__Given exercise__. Copy exactly the last part of the entries, starting from the line with "What data populates" and including the final line.

__Listed entries__.

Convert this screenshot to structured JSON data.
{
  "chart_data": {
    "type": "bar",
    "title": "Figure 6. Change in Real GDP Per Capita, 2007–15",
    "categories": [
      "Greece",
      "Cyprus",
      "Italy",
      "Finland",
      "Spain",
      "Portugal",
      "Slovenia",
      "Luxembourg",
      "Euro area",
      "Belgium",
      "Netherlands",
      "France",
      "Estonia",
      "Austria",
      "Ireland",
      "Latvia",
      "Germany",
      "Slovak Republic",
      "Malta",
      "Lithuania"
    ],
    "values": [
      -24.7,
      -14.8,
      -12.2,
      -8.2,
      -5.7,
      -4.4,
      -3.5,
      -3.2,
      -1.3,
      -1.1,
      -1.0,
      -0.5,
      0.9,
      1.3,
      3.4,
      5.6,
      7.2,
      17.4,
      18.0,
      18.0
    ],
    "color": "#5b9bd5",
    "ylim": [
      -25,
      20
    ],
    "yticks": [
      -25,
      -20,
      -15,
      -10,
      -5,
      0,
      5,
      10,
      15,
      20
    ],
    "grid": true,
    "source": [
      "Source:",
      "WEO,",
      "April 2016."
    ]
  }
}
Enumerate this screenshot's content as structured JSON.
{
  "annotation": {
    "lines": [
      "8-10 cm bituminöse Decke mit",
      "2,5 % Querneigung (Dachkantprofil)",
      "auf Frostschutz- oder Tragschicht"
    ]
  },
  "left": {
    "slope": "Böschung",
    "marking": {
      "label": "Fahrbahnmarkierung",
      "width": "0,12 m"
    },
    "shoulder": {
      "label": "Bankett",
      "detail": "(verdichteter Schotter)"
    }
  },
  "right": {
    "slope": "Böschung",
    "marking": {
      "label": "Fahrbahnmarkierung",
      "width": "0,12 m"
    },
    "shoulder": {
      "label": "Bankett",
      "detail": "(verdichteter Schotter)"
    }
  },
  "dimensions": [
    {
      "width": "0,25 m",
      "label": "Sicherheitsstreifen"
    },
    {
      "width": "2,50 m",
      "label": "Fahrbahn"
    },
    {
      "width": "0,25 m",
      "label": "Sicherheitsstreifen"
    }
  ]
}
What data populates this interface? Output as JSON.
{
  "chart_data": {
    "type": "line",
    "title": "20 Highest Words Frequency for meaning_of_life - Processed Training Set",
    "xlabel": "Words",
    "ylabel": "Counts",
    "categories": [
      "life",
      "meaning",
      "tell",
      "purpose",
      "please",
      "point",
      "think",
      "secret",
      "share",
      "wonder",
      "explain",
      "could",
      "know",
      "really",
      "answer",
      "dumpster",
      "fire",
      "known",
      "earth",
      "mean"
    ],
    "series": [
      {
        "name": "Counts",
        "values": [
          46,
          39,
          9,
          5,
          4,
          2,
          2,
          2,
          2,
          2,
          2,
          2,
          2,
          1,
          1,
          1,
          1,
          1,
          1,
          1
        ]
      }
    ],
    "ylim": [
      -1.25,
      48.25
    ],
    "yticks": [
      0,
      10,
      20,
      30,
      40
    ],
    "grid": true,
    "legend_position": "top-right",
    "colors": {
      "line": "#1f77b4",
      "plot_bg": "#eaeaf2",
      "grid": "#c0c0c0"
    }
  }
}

__Task answer__.
What data populates this interface? Output as JSON.
{
  "chart_data": {
    "type": "line",
    "title": "20 Highest Words Frequency for meaning_of_life - Processed Training Set",
    "xlabel": "Words",
    "ylabel": "Counts",
    "categories": [
      "life",
      "meaning",
      "tell",
      "purpose",
      "please",
      "point",
      "think",
      "secret",
      "share",
      "wonder",
      "explain",
      "could",
      "know",
      "really",
      "answer",
      "dumpster",
      "fire",
      "known",
      "earth",
      "mean"
    ],
    "series": [
      {
        "name": "Counts",
        "values": [
          46,
          39,
          9,
          5,
          4,
          2,
          2,
          2,
          2,
          2,
          2,
          2,
          2,
          1,
          1,
          1,
          1,
          1,
          1,
          1
        ]
      }
    ],
    "ylim": [
      -1.25,
      48.25
    ],
    "yticks": [
      0,
      10,
      20,
      30,
      40
    ],
    "grid": true,
    "legend_position": "top-right",
    "colors": {
      "line": "#1f77b4",
      "plot_bg": "#eaeaf2",
      "grid": "#c0c0c0"
    }
  }
}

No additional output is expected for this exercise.